Of all the rules in Blood Battle Mahjong, the void suit rule (dìng quē — literally "declare the missing suit") is the one that has the biggest impact on how a round is played. It is the commitment that shapes every discard you make, every tile you chase, and every risk you take. Getting your void suit right is the difference between winning comfortably and scrambling to avoid a disastrous penalty.
- What the void suit rule is and exactly how it works
- Why the rule exists and why it makes the game better
- How to choose your void suit step by step
- The cost of getting it wrong — and the Flower Pig penalty
- How the tile exchange changes your void suit choice
- Advanced: how your void suit signals information to opponents
- Full explanation of the Flower Pig outcome
1. What Is the Void Suit Rule?
After the tile exchange and before the main draw/discard phase begins, every player must declare one of the three suits as their void suit. Once declared, this choice is final for the entire round.
| Rule | Detail |
|---|---|
| When do you declare? | After the tile exchange, before the first draw/discard |
| What do you declare? | One of three suits: Wan, Tiao, or Tong |
| Can you change it? | No — the choice is locked for the rest of the round |
| What does it mean for winning? | Your winning hand must contain zero tiles from your void suit |
| Can you hold void tiles? | Yes, but you must discard them all before you can win |
| What if you hold void tiles at round end? | Flower Pig penalty — pay every waiting player |
To be completely clear: you are not prohibited from drawing void suit tiles. You will inevitably draw some during the round. You just cannot win while holding any. Before you can declare a win, your hand must be completely clear of your declared void suit.
══════
## Required actions
#1 In the void suit passage, restate everything from "- What the void" down to "Void Suit Rule?", putting "Scattered Hand" in place of "Flower Pig".
#2 According to the void suit passage, what does the term dìng quē literally mean?

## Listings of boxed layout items
══════
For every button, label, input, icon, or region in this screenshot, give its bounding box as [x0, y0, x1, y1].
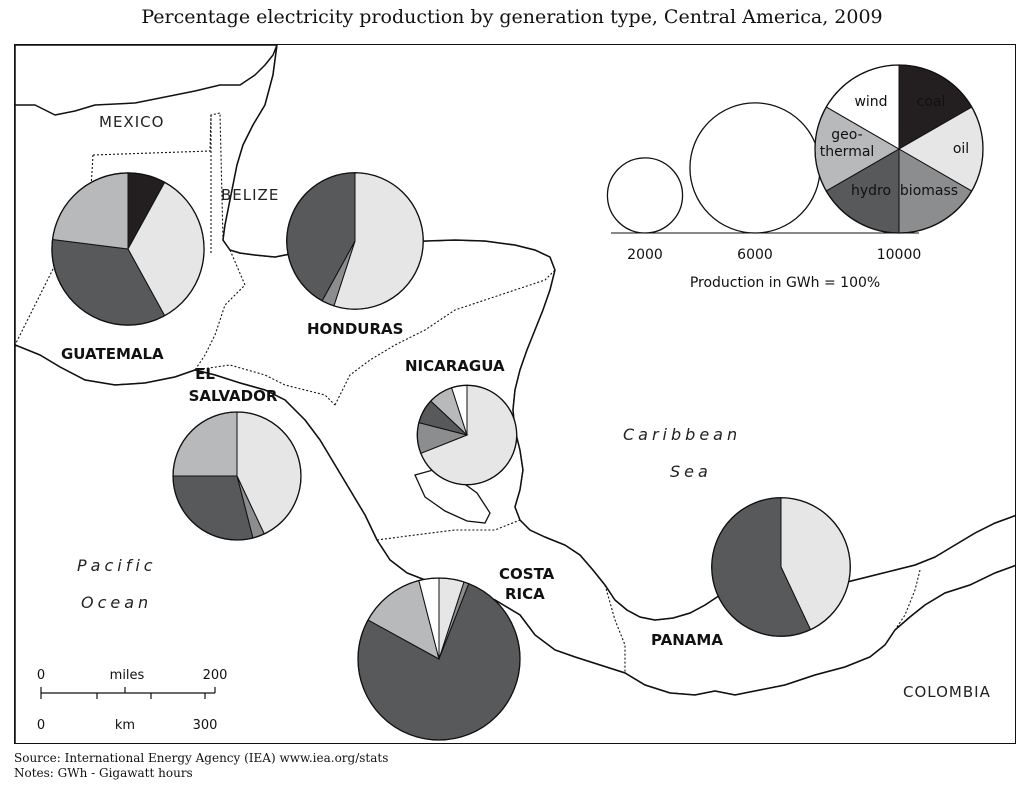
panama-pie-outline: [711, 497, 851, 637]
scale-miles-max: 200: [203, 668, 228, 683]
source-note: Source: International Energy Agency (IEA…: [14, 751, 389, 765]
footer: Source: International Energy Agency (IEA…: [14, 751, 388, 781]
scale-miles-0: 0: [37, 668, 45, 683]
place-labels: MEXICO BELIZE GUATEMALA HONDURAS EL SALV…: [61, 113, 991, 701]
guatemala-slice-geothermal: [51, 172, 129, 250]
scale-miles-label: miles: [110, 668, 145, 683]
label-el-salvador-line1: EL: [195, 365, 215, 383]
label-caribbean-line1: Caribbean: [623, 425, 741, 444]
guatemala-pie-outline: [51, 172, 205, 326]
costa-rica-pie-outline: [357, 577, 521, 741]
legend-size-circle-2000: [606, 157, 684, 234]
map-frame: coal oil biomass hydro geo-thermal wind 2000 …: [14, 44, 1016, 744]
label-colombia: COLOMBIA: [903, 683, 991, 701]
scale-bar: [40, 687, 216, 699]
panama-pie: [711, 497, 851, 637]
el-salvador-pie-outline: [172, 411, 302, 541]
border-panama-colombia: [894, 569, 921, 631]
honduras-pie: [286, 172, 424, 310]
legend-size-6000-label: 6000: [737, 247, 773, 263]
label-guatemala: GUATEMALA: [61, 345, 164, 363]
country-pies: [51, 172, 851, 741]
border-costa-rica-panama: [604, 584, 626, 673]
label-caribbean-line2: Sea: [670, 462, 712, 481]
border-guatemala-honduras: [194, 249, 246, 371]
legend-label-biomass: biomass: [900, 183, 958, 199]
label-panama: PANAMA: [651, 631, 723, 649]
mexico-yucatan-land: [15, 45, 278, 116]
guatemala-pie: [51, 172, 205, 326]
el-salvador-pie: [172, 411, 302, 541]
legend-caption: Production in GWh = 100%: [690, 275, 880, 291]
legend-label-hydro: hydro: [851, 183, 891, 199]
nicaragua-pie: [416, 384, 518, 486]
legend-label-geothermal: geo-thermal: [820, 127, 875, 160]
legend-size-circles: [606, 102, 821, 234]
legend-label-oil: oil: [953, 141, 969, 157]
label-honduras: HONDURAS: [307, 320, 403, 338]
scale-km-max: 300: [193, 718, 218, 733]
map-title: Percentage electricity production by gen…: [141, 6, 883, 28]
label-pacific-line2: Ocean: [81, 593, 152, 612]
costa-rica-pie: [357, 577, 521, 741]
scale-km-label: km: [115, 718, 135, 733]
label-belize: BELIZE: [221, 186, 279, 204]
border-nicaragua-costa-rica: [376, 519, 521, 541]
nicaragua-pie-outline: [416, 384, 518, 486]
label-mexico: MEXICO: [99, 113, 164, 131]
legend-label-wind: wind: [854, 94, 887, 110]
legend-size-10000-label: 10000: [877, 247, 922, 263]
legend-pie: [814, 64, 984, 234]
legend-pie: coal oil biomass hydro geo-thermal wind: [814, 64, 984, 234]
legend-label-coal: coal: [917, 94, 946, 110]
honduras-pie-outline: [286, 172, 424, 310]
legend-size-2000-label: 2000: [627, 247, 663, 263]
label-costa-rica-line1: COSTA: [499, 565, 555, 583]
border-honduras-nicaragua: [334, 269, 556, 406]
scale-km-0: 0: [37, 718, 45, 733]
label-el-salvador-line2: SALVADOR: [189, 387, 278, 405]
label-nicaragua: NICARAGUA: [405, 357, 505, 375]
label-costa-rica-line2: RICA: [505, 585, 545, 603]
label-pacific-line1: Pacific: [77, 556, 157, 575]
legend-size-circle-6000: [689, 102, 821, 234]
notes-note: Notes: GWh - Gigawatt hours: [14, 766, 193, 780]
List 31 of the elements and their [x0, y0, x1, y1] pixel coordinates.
══════
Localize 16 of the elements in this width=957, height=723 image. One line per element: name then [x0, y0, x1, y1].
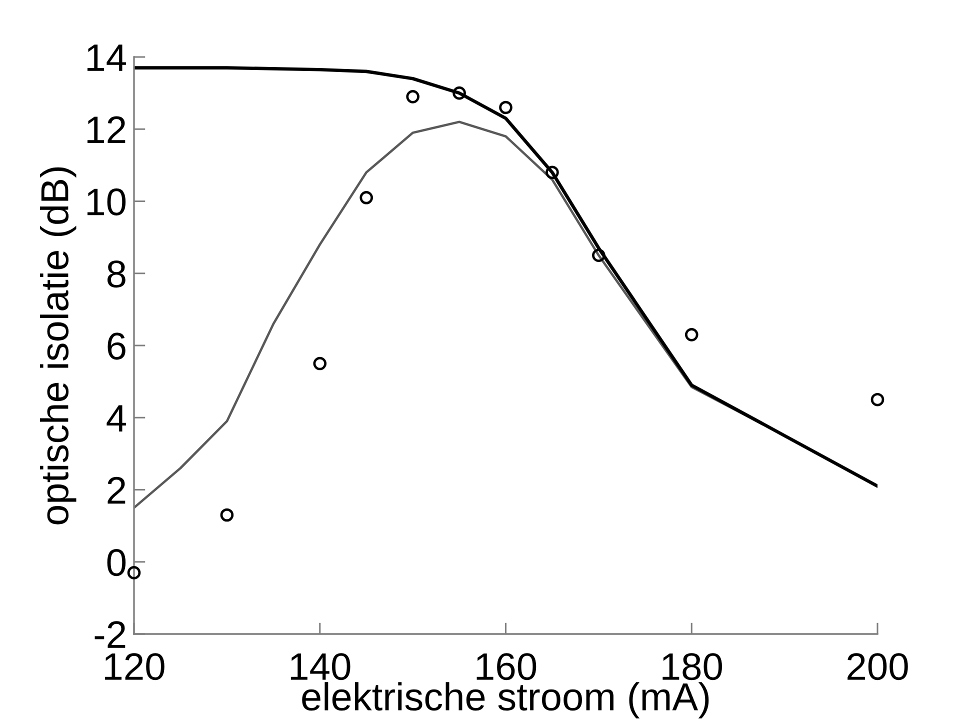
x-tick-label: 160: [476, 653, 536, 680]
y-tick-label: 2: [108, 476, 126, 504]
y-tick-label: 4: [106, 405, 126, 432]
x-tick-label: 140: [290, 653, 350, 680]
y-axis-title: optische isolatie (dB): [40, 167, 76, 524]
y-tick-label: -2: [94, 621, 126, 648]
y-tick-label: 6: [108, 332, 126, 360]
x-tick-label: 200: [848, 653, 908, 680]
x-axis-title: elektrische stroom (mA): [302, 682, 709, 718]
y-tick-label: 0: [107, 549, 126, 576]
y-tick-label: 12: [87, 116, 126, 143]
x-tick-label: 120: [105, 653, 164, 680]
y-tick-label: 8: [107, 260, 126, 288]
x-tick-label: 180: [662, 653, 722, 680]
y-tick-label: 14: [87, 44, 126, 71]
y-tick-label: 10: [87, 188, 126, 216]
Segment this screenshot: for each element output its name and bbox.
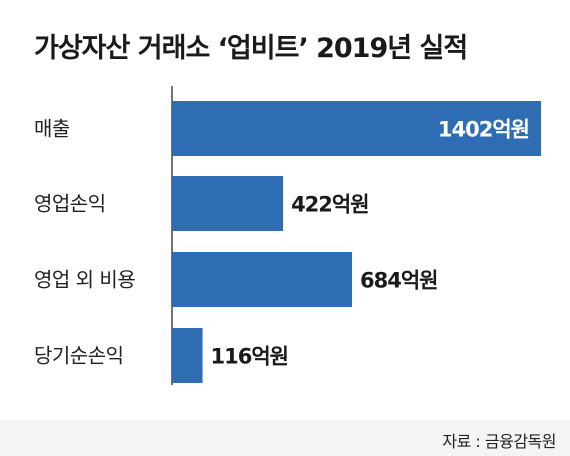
══════
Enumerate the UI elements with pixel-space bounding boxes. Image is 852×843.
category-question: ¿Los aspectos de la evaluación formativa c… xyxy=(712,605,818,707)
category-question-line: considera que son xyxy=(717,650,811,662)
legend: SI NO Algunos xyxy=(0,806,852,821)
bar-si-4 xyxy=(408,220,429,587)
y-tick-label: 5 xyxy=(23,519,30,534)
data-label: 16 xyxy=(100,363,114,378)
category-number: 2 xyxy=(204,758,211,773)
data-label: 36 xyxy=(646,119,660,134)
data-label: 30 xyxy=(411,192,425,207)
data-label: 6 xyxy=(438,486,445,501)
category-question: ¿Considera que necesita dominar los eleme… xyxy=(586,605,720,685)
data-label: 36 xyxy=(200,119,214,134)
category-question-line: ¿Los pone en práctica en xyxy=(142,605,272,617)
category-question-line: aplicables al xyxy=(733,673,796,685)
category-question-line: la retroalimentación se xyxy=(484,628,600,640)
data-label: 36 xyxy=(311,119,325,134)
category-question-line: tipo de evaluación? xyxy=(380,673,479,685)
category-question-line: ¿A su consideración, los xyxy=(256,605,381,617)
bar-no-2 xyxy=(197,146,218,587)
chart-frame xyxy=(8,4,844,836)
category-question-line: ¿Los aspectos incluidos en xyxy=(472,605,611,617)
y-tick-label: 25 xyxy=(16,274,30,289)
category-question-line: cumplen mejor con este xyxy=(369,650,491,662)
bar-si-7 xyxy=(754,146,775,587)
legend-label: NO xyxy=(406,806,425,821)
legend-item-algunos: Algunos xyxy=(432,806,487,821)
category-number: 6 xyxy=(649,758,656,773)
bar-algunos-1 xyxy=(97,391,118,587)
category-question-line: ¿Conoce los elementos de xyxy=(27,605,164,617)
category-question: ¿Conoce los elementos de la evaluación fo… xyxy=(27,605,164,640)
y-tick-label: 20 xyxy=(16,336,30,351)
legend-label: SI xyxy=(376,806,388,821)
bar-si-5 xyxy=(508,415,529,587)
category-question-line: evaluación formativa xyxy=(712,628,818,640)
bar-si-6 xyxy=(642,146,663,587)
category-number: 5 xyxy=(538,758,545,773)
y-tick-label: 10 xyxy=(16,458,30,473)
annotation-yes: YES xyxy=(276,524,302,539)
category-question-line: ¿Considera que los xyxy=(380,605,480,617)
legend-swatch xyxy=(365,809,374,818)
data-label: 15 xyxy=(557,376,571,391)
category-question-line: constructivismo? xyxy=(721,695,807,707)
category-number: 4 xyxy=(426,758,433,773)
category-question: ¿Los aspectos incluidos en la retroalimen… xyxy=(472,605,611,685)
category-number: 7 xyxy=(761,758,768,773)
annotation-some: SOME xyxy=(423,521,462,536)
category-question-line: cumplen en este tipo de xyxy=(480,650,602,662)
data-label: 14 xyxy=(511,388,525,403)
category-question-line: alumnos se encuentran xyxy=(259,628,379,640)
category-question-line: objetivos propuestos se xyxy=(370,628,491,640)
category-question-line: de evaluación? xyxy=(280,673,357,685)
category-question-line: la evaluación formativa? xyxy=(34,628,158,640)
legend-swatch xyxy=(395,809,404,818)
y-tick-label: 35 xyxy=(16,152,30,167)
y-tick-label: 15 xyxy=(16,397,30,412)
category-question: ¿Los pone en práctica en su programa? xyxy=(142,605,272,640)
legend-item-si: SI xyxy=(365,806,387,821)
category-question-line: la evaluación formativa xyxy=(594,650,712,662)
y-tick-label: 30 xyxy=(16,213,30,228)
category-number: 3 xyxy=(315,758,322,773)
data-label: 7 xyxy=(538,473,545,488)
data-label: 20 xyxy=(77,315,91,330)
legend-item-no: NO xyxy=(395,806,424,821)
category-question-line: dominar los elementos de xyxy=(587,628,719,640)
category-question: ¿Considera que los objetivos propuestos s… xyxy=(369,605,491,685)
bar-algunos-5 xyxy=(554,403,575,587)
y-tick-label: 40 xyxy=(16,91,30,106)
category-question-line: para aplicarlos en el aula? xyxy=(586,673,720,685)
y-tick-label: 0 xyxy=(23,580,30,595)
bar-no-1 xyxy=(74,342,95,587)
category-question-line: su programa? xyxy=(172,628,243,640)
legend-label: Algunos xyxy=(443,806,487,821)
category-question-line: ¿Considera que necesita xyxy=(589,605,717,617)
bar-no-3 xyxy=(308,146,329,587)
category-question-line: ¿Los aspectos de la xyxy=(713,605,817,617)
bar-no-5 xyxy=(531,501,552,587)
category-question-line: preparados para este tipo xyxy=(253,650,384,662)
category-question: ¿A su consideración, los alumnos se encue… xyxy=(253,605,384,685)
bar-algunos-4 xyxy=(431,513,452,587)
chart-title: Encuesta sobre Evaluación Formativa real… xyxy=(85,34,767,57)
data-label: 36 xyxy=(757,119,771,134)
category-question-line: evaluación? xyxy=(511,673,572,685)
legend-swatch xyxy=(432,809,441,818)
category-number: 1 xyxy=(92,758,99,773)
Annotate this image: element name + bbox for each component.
══════
## Answers for the tasks
#1
- What the void suit rule is and exactly how it works
- Why the rule exists and why it makes the game better
- How to choose your void suit step by step
- The cost of getting it wrong — and the Scattered Hand penalty
- How the tile exchange changes your void suit choice
- Advanced: how your void suit signals information to opponents
- Full explanation of the Scattered Hand outcome
1. What Is the Void Suit Rule?

#2 Declare the missing suit.